▶ _ACTIVITY_: Below are the records; restate all of them exactly.

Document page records
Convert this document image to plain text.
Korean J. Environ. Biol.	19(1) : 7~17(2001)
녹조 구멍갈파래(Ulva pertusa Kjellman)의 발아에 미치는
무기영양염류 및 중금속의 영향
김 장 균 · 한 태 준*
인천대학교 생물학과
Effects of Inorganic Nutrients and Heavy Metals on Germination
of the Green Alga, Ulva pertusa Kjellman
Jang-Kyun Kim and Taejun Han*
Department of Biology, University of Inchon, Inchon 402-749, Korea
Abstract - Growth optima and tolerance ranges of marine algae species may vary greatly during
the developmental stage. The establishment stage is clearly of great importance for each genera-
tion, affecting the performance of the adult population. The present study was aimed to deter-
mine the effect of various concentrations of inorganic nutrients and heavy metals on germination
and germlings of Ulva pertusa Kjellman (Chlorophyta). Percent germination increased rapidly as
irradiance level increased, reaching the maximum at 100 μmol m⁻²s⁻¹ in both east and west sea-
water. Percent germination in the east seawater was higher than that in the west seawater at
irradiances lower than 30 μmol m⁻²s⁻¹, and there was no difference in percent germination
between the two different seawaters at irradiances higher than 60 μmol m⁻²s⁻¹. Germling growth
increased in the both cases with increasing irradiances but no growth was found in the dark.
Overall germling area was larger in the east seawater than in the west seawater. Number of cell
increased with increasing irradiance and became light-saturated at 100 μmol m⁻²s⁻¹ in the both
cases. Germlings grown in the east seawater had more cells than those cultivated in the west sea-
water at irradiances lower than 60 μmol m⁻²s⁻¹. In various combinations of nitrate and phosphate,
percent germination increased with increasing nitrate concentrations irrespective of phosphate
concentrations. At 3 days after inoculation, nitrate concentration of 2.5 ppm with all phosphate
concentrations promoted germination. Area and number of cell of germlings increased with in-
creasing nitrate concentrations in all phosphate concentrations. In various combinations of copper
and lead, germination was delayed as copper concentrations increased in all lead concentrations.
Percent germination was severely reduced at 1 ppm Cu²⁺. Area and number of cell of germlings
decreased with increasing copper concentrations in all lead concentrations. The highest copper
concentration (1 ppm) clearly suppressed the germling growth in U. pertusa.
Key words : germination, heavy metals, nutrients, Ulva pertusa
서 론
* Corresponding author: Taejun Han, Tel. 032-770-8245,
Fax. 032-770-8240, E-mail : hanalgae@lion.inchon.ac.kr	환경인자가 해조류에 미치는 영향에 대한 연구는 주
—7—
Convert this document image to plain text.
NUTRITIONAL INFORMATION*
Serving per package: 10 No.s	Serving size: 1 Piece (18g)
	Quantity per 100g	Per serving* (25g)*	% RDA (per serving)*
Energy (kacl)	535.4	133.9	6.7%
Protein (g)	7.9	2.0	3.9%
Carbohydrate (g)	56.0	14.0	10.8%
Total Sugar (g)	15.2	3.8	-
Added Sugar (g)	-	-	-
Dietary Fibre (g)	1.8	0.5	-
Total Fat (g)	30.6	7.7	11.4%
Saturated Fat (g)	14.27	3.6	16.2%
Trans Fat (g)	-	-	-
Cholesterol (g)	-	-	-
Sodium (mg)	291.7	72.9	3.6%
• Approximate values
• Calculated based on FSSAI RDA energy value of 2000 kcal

▶ _TASK OUTPUT_:
Convert this document image to plain text.
Korean J. Environ. Biol.	19(1) : 7~17(2001)
녹조 구멍갈파래(Ulva pertusa Kjellman)의 발아에 미치는
무기영양염류 및 중금속의 영향
김 장 균 · 한 태 준*
인천대학교 생물학과
Effects of Inorganic Nutrients and Heavy Metals on Germination
of the Green Alga, Ulva pertusa Kjellman
Jang-Kyun Kim and Taejun Han*
Department of Biology, University of Inchon, Inchon 402-749, Korea
Abstract - Growth optima and tolerance ranges of marine algae species may vary greatly during
the developmental stage. The establishment stage is clearly of great importance for each genera-
tion, affecting the performance of the adult population. The present study was aimed to deter-
mine the effect of various concentrations of inorganic nutrients and heavy metals on germination
and germlings of Ulva pertusa Kjellman (Chlorophyta). Percent germination increased rapidly as
irradiance level increased, reaching the maximum at 100 μmol m⁻²s⁻¹ in both east and west sea-
water. Percent germination in the east seawater was higher than that in the west seawater at
irradiances lower than 30 μmol m⁻²s⁻¹, and there was no difference in percent germination
between the two different seawaters at irradiances higher than 60 μmol m⁻²s⁻¹. Germling growth
increased in the both cases with increasing irradiances but no growth was found in the dark.
Overall germling area was larger in the east seawater than in the west seawater. Number of cell
increased with increasing irradiance and became light-saturated at 100 μmol m⁻²s⁻¹ in the both
cases. Germlings grown in the east seawater had more cells than those cultivated in the west sea-
water at irradiances lower than 60 μmol m⁻²s⁻¹. In various combinations of nitrate and phosphate,
percent germination increased with increasing nitrate concentrations irrespective of phosphate
concentrations. At 3 days after inoculation, nitrate concentration of 2.5 ppm with all phosphate
concentrations promoted germination. Area and number of cell of germlings increased with in-
creasing nitrate concentrations in all phosphate concentrations. In various combinations of copper
and lead, germination was delayed as copper concentrations increased in all lead concentrations.
Percent germination was severely reduced at 1 ppm Cu²⁺. Area and number of cell of germlings
decreased with increasing copper concentrations in all lead concentrations. The highest copper
concentration (1 ppm) clearly suppressed the germling growth in U. pertusa.
Key words : germination, heavy metals, nutrients, Ulva pertusa
서 론
* Corresponding author: Taejun Han, Tel. 032-770-8245,
Fax. 032-770-8240, E-mail : hanalgae@lion.inchon.ac.kr	환경인자가 해조류에 미치는 영향에 대한 연구는 주
—7—
Convert this document image to plain text.
NUTRITIONAL INFORMATION*
Serving per package: 10 No.s	Serving size: 1 Piece (18g)
	Quantity per 100g	Per serving* (25g)*	% RDA (per serving)*
Energy (kacl)	535.4	133.9	6.7%
Protein (g)	7.9	2.0	3.9%
Carbohydrate (g)	56.0	14.0	10.8%
Total Sugar (g)	15.2	3.8	-
Added Sugar (g)	-	-	-
Dietary Fibre (g)	1.8	0.5	-
Total Fat (g)	30.6	7.7	11.4%
Saturated Fat (g)	14.27	3.6	16.2%
Trans Fat (g)	-	-	-
Cholesterol (g)	-	-	-
Sodium (mg)	291.7	72.9	3.6%
• Approximate values
• Calculated based on FSSAI RDA energy value of 2000 kcal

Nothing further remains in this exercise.